(Raw records)
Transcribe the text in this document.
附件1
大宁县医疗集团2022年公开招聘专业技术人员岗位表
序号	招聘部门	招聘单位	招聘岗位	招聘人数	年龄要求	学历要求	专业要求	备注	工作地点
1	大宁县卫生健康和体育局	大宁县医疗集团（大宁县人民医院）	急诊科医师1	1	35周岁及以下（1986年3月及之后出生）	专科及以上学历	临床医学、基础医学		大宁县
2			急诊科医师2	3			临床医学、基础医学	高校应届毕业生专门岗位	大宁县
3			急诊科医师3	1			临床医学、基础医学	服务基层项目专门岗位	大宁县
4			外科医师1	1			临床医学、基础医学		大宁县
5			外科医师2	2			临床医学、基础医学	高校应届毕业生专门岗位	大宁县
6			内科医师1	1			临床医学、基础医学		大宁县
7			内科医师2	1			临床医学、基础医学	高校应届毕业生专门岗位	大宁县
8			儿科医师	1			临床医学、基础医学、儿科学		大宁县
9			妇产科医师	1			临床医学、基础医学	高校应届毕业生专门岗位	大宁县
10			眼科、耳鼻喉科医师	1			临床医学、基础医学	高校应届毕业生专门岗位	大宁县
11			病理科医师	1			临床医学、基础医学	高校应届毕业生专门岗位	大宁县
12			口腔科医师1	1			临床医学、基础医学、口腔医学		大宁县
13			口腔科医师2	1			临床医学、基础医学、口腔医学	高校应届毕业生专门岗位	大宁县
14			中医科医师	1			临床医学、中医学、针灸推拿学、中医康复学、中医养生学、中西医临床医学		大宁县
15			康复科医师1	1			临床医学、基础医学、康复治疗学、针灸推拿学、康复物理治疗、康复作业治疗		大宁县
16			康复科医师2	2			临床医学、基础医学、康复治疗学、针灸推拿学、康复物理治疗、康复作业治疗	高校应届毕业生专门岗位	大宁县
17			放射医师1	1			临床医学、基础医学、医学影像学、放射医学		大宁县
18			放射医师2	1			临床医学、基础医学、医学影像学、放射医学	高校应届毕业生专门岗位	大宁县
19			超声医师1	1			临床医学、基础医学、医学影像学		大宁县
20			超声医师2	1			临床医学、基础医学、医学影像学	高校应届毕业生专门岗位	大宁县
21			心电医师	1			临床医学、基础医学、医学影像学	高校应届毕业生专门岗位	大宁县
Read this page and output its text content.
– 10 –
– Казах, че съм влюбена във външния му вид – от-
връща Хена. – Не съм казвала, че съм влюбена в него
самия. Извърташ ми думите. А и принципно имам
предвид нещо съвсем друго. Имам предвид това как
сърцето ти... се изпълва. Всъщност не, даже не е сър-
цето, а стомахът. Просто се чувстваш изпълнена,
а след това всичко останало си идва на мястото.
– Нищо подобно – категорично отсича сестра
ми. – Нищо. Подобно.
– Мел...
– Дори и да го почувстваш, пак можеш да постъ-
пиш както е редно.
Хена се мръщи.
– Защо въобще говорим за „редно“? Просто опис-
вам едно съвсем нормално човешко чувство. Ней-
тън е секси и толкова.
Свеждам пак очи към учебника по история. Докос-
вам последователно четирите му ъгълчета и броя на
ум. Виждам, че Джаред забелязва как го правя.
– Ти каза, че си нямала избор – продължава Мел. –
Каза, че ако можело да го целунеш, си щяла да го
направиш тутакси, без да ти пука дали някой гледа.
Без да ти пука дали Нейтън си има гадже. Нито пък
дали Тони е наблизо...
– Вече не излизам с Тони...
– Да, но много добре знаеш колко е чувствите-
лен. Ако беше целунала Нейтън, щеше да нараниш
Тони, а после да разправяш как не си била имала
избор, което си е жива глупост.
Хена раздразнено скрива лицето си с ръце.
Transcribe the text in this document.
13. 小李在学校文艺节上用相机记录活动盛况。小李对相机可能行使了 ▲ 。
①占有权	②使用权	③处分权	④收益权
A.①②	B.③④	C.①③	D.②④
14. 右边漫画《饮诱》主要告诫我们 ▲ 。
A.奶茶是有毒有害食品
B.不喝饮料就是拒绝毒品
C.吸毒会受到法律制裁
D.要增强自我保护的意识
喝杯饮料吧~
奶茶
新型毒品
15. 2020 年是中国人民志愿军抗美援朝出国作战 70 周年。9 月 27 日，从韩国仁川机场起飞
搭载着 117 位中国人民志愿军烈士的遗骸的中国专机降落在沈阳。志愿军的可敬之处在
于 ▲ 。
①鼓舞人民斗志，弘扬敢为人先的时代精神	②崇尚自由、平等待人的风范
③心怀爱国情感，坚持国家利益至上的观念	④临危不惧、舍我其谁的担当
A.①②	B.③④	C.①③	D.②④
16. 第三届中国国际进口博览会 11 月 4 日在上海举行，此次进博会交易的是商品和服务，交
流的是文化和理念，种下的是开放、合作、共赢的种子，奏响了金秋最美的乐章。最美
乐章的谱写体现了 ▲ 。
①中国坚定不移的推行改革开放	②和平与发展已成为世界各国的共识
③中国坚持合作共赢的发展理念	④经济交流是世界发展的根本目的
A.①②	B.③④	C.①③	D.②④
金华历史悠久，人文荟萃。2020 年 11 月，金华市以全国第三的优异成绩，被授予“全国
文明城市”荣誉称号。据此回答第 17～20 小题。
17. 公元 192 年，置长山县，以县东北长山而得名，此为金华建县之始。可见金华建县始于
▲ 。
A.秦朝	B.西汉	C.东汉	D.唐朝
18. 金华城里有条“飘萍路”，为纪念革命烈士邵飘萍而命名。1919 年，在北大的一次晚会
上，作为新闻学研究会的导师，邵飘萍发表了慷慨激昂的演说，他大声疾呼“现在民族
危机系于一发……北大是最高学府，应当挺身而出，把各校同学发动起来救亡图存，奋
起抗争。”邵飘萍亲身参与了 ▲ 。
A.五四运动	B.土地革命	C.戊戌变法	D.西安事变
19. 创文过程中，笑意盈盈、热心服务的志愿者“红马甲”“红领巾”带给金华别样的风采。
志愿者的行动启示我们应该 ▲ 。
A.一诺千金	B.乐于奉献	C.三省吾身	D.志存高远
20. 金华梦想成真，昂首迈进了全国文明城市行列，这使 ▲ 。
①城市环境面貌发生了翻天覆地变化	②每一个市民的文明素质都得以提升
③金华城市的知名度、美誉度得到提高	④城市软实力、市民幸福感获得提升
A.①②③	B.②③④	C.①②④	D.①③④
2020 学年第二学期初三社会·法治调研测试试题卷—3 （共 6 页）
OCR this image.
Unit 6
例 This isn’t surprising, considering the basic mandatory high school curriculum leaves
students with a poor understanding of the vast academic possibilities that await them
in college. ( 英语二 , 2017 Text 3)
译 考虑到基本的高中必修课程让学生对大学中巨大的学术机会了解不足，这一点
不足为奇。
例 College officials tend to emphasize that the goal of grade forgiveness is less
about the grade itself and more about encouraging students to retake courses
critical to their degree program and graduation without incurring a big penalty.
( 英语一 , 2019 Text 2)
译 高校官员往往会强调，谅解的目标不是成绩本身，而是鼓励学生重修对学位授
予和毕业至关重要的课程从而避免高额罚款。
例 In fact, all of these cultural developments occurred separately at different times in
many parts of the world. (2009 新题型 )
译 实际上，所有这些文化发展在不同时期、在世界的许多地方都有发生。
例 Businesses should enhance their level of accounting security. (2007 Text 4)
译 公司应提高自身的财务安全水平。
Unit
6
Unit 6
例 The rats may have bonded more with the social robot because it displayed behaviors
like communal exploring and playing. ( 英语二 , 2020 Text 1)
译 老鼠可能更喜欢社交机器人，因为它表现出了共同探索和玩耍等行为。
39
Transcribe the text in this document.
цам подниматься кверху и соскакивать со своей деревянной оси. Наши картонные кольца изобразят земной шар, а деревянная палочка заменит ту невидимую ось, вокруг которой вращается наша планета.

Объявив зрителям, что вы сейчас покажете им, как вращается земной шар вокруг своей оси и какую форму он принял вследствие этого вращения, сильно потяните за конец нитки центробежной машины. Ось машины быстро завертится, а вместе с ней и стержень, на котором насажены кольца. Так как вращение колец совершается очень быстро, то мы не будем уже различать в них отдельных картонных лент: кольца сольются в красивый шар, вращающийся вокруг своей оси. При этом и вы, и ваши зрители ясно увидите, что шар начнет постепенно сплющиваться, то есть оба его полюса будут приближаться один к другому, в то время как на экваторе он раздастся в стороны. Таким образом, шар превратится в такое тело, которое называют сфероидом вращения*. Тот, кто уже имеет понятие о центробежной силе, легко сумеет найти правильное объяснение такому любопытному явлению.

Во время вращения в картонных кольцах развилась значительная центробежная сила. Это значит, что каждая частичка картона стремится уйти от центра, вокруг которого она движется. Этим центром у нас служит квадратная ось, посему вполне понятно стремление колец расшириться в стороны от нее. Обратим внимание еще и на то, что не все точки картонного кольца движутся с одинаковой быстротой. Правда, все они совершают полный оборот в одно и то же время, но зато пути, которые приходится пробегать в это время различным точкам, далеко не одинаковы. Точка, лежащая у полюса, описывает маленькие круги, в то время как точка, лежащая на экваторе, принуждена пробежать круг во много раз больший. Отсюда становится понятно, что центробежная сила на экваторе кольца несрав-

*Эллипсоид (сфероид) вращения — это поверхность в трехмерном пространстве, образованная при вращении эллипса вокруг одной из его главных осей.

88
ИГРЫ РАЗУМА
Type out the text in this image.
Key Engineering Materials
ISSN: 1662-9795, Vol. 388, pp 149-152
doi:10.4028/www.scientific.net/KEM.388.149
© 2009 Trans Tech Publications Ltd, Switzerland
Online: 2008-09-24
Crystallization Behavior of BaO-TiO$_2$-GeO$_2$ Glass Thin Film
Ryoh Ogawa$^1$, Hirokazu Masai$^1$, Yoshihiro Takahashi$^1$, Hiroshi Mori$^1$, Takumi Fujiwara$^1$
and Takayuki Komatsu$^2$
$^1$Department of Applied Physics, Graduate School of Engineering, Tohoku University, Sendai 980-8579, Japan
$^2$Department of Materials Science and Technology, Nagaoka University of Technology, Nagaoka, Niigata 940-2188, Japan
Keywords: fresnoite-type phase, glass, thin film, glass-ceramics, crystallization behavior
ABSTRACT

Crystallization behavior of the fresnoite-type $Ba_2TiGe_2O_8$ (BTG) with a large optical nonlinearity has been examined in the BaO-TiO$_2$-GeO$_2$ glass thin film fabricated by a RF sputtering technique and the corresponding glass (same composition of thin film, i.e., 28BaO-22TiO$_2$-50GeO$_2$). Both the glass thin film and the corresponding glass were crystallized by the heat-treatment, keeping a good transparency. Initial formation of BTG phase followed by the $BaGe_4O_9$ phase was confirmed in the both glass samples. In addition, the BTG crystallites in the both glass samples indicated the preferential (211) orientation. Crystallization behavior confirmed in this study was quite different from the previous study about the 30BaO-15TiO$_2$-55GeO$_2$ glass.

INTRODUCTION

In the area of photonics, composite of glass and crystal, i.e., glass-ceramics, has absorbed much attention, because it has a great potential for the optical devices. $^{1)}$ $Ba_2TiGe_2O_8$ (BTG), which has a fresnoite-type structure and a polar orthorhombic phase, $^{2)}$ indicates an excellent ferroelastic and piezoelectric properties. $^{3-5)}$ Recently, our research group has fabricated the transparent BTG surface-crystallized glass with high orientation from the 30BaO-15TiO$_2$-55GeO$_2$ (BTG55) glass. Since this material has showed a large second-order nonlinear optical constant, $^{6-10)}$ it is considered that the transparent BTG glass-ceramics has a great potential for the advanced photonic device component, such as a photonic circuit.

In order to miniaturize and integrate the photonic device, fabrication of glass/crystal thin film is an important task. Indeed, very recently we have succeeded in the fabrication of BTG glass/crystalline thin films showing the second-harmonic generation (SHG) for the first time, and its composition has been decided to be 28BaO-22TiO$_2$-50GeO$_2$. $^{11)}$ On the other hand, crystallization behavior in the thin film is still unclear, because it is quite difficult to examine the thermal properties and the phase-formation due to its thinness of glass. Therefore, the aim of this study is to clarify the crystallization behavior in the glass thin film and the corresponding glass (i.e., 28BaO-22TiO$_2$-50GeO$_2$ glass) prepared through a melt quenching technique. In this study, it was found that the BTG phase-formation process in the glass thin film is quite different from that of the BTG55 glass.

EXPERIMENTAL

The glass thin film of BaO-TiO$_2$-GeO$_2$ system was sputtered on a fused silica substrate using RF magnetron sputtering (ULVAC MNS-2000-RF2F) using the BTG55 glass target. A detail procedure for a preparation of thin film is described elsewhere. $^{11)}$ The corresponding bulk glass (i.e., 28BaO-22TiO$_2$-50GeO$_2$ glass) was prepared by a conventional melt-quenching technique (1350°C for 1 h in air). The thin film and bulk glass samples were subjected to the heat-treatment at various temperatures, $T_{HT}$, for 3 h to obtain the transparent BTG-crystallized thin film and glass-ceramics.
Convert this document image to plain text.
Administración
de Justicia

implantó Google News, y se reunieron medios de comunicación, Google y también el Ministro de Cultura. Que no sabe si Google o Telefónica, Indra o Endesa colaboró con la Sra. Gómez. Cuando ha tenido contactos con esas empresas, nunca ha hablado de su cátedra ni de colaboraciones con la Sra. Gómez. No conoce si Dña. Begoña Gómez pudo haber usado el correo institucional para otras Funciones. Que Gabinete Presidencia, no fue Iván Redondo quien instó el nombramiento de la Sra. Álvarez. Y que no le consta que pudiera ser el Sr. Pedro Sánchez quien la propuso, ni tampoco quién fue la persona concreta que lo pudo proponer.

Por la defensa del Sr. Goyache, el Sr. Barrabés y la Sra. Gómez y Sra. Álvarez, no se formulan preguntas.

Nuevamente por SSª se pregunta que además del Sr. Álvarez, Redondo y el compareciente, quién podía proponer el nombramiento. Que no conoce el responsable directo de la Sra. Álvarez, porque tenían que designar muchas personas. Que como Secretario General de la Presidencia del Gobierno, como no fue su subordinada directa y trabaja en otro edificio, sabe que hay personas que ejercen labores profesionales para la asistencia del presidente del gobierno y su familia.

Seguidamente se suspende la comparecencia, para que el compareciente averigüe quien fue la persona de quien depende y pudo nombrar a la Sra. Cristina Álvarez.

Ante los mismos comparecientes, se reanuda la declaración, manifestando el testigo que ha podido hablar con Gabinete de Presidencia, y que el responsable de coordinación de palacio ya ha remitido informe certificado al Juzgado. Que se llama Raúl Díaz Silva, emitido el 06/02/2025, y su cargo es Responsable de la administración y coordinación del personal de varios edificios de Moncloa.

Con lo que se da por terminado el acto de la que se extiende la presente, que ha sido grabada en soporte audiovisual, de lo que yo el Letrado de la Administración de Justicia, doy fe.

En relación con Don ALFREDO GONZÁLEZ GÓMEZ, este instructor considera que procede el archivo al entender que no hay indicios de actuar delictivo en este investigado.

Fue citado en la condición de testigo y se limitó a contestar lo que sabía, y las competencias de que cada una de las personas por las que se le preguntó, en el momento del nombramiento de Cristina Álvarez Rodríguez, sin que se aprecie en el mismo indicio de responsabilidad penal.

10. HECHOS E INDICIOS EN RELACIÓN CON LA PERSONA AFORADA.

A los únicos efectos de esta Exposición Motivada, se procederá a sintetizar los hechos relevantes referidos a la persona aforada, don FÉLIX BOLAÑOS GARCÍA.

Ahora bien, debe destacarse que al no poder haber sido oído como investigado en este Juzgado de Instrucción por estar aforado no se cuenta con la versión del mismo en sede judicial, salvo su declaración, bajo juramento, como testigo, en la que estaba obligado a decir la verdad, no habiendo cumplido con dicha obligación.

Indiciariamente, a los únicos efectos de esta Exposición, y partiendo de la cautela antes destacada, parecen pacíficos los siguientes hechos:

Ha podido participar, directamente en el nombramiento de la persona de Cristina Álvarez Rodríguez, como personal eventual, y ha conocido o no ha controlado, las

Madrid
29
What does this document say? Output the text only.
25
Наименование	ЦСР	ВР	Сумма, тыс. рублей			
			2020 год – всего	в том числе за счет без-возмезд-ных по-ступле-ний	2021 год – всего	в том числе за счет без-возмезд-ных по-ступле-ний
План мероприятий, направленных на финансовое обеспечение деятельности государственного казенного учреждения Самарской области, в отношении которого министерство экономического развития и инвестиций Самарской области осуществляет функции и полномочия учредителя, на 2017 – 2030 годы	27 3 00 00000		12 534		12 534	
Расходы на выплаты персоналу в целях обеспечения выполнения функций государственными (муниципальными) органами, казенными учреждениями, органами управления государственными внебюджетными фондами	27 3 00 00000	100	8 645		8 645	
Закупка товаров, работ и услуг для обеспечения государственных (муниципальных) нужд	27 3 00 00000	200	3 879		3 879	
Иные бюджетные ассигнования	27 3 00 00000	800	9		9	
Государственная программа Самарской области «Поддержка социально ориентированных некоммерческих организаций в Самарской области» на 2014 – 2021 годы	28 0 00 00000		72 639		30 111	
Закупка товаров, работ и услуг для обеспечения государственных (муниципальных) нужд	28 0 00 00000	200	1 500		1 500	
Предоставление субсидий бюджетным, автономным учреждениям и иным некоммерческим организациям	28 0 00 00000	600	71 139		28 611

Task: Copy out every line from the material above in which the word "podido" appears.

Result of this exercise:
Ante los mismos comparecientes, se reanuda la declaración, manifestando el testigo que ha podido hablar con Gabinete de Presidencia, y que el responsable de coordinación de palacio ya ha remitido informe certificado al Juzgado. Que se llama Raúl Díaz Silva, emitido el 06/02/2025, y su cargo es Responsable de la administración y coordinación del personal de varios edificios de Moncloa.
Ha podido participar, directamente en el nombramiento de la persona de Cristina Álvarez Rodríguez, como personal eventual, y ha conocido o no ha controlado, las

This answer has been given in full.